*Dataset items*

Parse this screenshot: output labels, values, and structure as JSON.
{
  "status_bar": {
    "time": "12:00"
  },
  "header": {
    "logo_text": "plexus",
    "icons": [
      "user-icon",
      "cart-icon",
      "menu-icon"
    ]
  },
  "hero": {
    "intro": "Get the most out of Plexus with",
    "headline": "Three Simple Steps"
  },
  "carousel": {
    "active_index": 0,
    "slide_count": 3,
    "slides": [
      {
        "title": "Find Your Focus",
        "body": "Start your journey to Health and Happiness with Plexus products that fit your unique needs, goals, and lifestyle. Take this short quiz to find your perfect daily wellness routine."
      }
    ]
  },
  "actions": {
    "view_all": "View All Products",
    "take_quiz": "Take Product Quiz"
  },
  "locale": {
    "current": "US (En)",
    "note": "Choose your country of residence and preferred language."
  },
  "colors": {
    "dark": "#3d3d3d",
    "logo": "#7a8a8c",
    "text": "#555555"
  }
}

*Goal*
Gather each line in these records that contains the string "Take".

*Exercise result*
        "body": "Start your journey to Health and Happiness with Plexus products that fit your unique needs, goals, and lifestyle. Take this short quiz to find your perfect daily wellness routine."
    "take_quiz": "Take Product Quiz"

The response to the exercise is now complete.